EXERCISE OBJECTIVE: Only the pictures are left out: repeat the rest of the entries exactly.

(Extracted records)
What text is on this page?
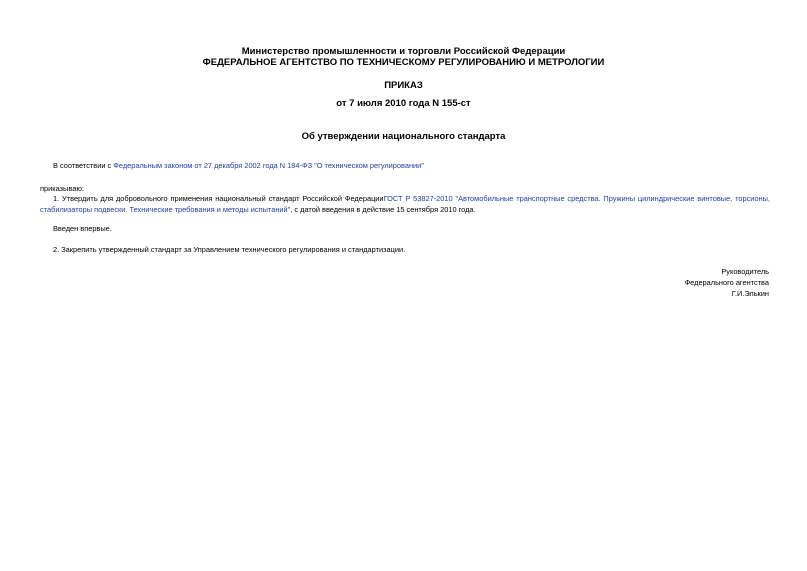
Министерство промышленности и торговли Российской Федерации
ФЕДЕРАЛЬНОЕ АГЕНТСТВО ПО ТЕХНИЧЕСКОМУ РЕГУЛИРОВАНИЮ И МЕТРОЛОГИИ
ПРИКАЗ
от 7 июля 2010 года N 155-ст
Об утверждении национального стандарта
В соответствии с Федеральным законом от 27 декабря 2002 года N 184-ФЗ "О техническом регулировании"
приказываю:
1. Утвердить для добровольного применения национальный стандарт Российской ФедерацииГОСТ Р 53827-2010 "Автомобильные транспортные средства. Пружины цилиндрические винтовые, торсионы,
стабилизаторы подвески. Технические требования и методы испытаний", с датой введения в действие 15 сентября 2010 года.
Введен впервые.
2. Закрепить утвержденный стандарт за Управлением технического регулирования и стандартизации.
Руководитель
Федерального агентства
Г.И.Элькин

RESPONSE TO THE EXERCISE:
What text is on this page?
Министерство промышленности и торговли Российской Федерации
ФЕДЕРАЛЬНОЕ АГЕНТСТВО ПО ТЕХНИЧЕСКОМУ РЕГУЛИРОВАНИЮ И МЕТРОЛОГИИ
ПРИКАЗ
от 7 июля 2010 года N 155-ст
Об утверждении национального стандарта
В соответствии с Федеральным законом от 27 декабря 2002 года N 184-ФЗ "О техническом регулировании"
приказываю:
1. Утвердить для добровольного применения национальный стандарт Российской ФедерацииГОСТ Р 53827-2010 "Автомобильные транспортные средства. Пружины цилиндрические винтовые, торсионы,
стабилизаторы подвески. Технические требования и методы испытаний", с датой введения в действие 15 сентября 2010 года.
Введен впервые.
2. Закрепить утвержденный стандарт за Управлением технического регулирования и стандартизации.
Руководитель
Федерального агентства
Г.И.Элькин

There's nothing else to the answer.